## Records to process:

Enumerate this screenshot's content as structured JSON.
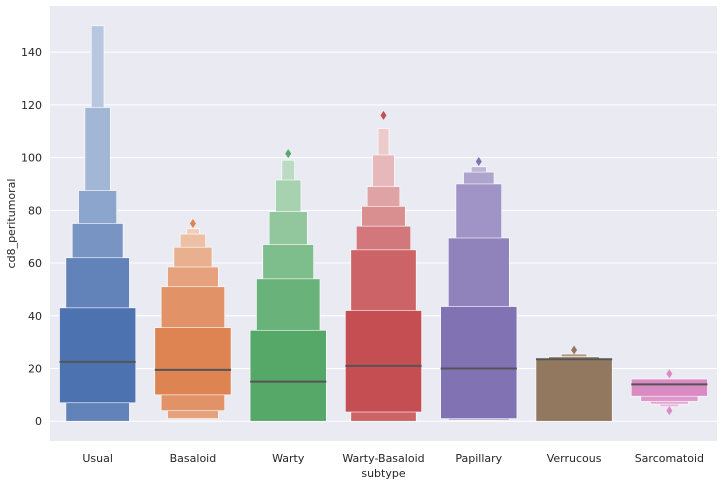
{
  "chart_data": {
    "type": "boxen",
    "xlabel": "subtype",
    "ylabel": "cd8_peritumoral",
    "ylim": [
      -7.5,
      157.5
    ],
    "yticks": [
      0,
      20,
      40,
      60,
      80,
      100,
      120,
      140
    ],
    "grid": true,
    "background": "#eaeaf2",
    "categories": [
      "Usual",
      "Basaloid",
      "Warty",
      "Warty-Basaloid",
      "Papillary",
      "Verrucous",
      "Sarcomatoid"
    ],
    "colors": [
      "#4c72b0",
      "#dd8452",
      "#55a868",
      "#c44e52",
      "#8172b3",
      "#937860",
      "#da8bc3"
    ],
    "median_color": "#555555",
    "series": [
      {
        "category": "Usual",
        "median": 22.5,
        "boxes": [
          [
            7,
            43
          ],
          [
            0,
            62
          ],
          [
            0,
            75
          ],
          [
            0,
            87.5
          ],
          [
            0,
            119
          ],
          [
            0,
            150
          ]
        ],
        "outliers": []
      },
      {
        "category": "Basaloid",
        "median": 19.5,
        "boxes": [
          [
            10,
            35.5
          ],
          [
            4,
            51
          ],
          [
            1,
            58.5
          ],
          [
            1,
            66
          ],
          [
            1,
            71
          ],
          [
            1,
            73
          ]
        ],
        "outliers": [
          75
        ]
      },
      {
        "category": "Warty",
        "median": 15,
        "boxes": [
          [
            0,
            34.5
          ],
          [
            0,
            54
          ],
          [
            0,
            67
          ],
          [
            0,
            79.5
          ],
          [
            0,
            91.5
          ],
          [
            0,
            99
          ]
        ],
        "outliers": [
          101.5
        ]
      },
      {
        "category": "Warty-Basaloid",
        "median": 21,
        "boxes": [
          [
            3.5,
            42
          ],
          [
            0,
            65
          ],
          [
            0,
            74
          ],
          [
            0,
            81.5
          ],
          [
            0,
            89
          ],
          [
            0,
            101
          ],
          [
            0,
            111
          ]
        ],
        "outliers": [
          116
        ]
      },
      {
        "category": "Papillary",
        "median": 20,
        "boxes": [
          [
            1,
            43.5
          ],
          [
            0.5,
            69.5
          ],
          [
            0.5,
            90
          ],
          [
            0.5,
            94.5
          ],
          [
            0.5,
            96.5
          ]
        ],
        "outliers": [
          98.5
        ]
      },
      {
        "category": "Verrucous",
        "median": 23.5,
        "boxes": [
          [
            0,
            23.5
          ],
          [
            0,
            24.5
          ],
          [
            0,
            25.5
          ]
        ],
        "outliers": [
          27
        ]
      },
      {
        "category": "Sarcomatoid",
        "median": 14,
        "boxes": [
          [
            9.5,
            16
          ],
          [
            7.5,
            14.5
          ],
          [
            6.5,
            12
          ],
          [
            5.5,
            10
          ]
        ],
        "outliers": [
          18,
          4
        ]
      }
    ]
  }
}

## Instructions to follow:
The listing should be transcribed in full, exactly, and without its pictures.

## Solution to this problem:
Enumerate this screenshot's content as structured JSON.
{
  "chart_data": {
    "type": "boxen",
    "xlabel": "subtype",
    "ylabel": "cd8_peritumoral",
    "ylim": [
      -7.5,
      157.5
    ],
    "yticks": [
      0,
      20,
      40,
      60,
      80,
      100,
      120,
      140
    ],
    "grid": true,
    "background": "#eaeaf2",
    "categories": [
      "Usual",
      "Basaloid",
      "Warty",
      "Warty-Basaloid",
      "Papillary",
      "Verrucous",
      "Sarcomatoid"
    ],
    "colors": [
      "#4c72b0",
      "#dd8452",
      "#55a868",
      "#c44e52",
      "#8172b3",
      "#937860",
      "#da8bc3"
    ],
    "median_color": "#555555",
    "series": [
      {
        "category": "Usual",
        "median": 22.5,
        "boxes": [
          [
            7,
            43
          ],
          [
            0,
            62
          ],
          [
            0,
            75
          ],
          [
            0,
            87.5
          ],
          [
            0,
            119
          ],
          [
            0,
            150
          ]
        ],
        "outliers": []
      },
      {
        "category": "Basaloid",
        "median": 19.5,
        "boxes": [
          [
            10,
            35.5
          ],
          [
            4,
            51
          ],
          [
            1,
            58.5
          ],
          [
            1,
            66
          ],
          [
            1,
            71
          ],
          [
            1,
            73
          ]
        ],
        "outliers": [
          75
        ]
      },
      {
        "category": "Warty",
        "median": 15,
        "boxes": [
          [
            0,
            34.5
          ],
          [
            0,
            54
          ],
          [
            0,
            67
          ],
          [
            0,
            79.5
          ],
          [
            0,
            91.5
          ],
          [
            0,
            99
          ]
        ],
        "outliers": [
          101.5
        ]
      },
      {
        "category": "Warty-Basaloid",
        "median": 21,
        "boxes": [
          [
            3.5,
            42
          ],
          [
            0,
            65
          ],
          [
            0,
            74
          ],
          [
            0,
            81.5
          ],
          [
            0,
            89
          ],
          [
            0,
            101
          ],
          [
            0,
            111
          ]
        ],
        "outliers": [
          116
        ]
      },
      {
        "category": "Papillary",
        "median": 20,
        "boxes": [
          [
            1,
            43.5
          ],
          [
            0.5,
            69.5
          ],
          [
            0.5,
            90
          ],
          [
            0.5,
            94.5
          ],
          [
            0.5,
            96.5
          ]
        ],
        "outliers": [
          98.5
        ]
      },
      {
        "category": "Verrucous",
        "median": 23.5,
        "boxes": [
          [
            0,
            23.5
          ],
          [
            0,
            24.5
          ],
          [
            0,
            25.5
          ]
        ],
        "outliers": [
          27
        ]
      },
      {
        "category": "Sarcomatoid",
        "median": 14,
        "boxes": [
          [
            9.5,
            16
          ],
          [
            7.5,
            14.5
          ],
          [
            6.5,
            12
          ],
          [
            5.5,
            10
          ]
        ],
        "outliers": [
          18,
          4
        ]
      }
    ]
  }
}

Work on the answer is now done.